**What to do:**
Repeat every line of the material, character for character.

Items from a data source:
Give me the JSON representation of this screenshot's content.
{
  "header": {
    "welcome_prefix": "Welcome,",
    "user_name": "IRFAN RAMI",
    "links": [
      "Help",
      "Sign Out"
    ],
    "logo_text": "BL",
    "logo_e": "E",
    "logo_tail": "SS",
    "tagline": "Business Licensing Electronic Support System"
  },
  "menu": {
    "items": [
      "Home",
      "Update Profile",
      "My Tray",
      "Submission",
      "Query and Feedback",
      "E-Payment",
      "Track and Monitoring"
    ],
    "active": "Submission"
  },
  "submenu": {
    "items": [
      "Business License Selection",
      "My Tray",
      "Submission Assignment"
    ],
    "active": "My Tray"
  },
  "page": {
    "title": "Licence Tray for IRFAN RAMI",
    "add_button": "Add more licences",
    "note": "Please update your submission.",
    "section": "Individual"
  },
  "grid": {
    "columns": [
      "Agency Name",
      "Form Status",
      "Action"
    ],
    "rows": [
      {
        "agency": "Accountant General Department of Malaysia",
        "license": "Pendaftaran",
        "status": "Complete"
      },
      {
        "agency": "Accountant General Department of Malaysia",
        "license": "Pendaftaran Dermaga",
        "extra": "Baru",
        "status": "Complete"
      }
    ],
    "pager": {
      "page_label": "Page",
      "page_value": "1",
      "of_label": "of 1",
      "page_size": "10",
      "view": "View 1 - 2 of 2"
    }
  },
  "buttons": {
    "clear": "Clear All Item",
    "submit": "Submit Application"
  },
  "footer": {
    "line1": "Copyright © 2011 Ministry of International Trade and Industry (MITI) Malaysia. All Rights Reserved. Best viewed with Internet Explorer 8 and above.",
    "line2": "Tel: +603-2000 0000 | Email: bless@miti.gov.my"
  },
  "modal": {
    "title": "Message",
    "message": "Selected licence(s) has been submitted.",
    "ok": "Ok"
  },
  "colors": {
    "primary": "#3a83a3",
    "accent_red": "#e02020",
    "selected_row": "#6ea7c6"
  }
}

**In response:**
Give me the JSON representation of this screenshot's content.
{
  "header": {
    "welcome_prefix": "Welcome,",
    "user_name": "IRFAN RAMI",
    "links": [
      "Help",
      "Sign Out"
    ],
    "logo_text": "BL",
    "logo_e": "E",
    "logo_tail": "SS",
    "tagline": "Business Licensing Electronic Support System"
  },
  "menu": {
    "items": [
      "Home",
      "Update Profile",
      "My Tray",
      "Submission",
      "Query and Feedback",
      "E-Payment",
      "Track and Monitoring"
    ],
    "active": "Submission"
  },
  "submenu": {
    "items": [
      "Business License Selection",
      "My Tray",
      "Submission Assignment"
    ],
    "active": "My Tray"
  },
  "page": {
    "title": "Licence Tray for IRFAN RAMI",
    "add_button": "Add more licences",
    "note": "Please update your submission.",
    "section": "Individual"
  },
  "grid": {
    "columns": [
      "Agency Name",
      "Form Status",
      "Action"
    ],
    "rows": [
      {
        "agency": "Accountant General Department of Malaysia",
        "license": "Pendaftaran",
        "status": "Complete"
      },
      {
        "agency": "Accountant General Department of Malaysia",
        "license": "Pendaftaran Dermaga",
        "extra": "Baru",
        "status": "Complete"
      }
    ],
    "pager": {
      "page_label": "Page",
      "page_value": "1",
      "of_label": "of 1",
      "page_size": "10",
      "view": "View 1 - 2 of 2"
    }
  },
  "buttons": {
    "clear": "Clear All Item",
    "submit": "Submit Application"
  },
  "footer": {
    "line1": "Copyright © 2011 Ministry of International Trade and Industry (MITI) Malaysia. All Rights Reserved. Best viewed with Internet Explorer 8 and above.",
    "line2": "Tel: +603-2000 0000 | Email: bless@miti.gov.my"
  },
  "modal": {
    "title": "Message",
    "message": "Selected licence(s) has been submitted.",
    "ok": "Ok"
  },
  "colors": {
    "primary": "#3a83a3",
    "accent_red": "#e02020",
    "selected_row": "#6ea7c6"
  }
}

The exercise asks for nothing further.